WRITTEN REQUEST: Please work out how many lines in the material contain "Buscar" and give only that figure.

PROVIDED ENTRIES:
========================================================================
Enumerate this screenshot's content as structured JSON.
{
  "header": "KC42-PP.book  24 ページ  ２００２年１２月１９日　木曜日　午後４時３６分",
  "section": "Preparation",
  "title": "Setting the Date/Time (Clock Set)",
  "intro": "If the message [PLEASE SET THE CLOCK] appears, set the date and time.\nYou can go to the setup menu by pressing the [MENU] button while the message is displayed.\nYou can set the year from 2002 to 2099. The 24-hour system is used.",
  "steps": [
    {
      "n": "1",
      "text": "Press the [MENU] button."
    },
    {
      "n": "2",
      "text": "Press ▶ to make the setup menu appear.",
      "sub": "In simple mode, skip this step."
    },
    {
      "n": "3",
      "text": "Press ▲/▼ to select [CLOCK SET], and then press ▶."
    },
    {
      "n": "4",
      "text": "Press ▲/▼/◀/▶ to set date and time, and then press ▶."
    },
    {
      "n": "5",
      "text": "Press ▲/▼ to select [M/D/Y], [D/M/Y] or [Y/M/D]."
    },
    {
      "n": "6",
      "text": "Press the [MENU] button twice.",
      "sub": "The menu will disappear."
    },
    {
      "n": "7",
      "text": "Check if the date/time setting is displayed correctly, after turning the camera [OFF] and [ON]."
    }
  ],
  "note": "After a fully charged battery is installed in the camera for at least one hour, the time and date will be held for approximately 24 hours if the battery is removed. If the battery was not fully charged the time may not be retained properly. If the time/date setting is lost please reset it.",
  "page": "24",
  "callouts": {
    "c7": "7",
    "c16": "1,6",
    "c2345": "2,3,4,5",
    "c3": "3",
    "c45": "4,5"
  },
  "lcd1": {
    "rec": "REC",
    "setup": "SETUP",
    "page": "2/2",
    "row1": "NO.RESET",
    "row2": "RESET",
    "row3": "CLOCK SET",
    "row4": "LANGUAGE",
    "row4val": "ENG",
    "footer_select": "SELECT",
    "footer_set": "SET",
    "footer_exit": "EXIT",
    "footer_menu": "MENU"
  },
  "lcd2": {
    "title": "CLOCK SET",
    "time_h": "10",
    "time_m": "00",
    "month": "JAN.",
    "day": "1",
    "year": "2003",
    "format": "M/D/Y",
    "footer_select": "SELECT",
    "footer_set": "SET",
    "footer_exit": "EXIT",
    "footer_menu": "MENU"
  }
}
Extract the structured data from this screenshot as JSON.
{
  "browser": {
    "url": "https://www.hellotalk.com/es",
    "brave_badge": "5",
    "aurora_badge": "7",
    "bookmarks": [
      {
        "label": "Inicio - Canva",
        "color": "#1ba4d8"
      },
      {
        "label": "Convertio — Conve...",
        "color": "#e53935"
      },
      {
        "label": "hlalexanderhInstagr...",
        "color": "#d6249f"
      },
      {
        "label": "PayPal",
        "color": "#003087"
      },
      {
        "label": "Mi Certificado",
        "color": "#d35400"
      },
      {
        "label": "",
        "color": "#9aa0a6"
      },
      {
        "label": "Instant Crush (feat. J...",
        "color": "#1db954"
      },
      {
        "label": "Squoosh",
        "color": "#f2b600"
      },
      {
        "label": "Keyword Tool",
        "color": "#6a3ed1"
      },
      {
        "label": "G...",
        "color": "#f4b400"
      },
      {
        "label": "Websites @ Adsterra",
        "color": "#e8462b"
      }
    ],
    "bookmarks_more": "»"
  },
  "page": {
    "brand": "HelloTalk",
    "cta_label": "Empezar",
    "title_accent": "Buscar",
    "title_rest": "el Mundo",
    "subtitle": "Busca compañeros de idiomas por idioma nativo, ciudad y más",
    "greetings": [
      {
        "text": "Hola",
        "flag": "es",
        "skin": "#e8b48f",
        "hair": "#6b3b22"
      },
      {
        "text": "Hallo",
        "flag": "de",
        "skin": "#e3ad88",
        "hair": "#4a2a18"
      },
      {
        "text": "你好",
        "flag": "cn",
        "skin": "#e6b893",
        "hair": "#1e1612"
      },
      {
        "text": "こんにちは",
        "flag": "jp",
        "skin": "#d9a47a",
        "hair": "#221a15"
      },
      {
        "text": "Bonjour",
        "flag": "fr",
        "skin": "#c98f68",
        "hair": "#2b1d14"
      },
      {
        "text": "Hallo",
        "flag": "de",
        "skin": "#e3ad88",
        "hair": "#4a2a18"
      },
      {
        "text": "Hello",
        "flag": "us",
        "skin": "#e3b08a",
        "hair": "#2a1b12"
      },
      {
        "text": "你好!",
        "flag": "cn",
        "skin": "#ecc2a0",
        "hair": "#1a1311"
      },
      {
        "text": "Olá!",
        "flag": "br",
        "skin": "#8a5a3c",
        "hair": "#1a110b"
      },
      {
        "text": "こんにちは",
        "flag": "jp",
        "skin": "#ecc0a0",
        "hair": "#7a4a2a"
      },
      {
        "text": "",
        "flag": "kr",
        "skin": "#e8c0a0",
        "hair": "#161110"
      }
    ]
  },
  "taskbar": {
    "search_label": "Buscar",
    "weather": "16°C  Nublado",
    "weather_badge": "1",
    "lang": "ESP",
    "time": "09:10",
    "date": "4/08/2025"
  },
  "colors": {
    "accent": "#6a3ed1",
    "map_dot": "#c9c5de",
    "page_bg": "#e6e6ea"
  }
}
========================================================================
SOLUTION: 2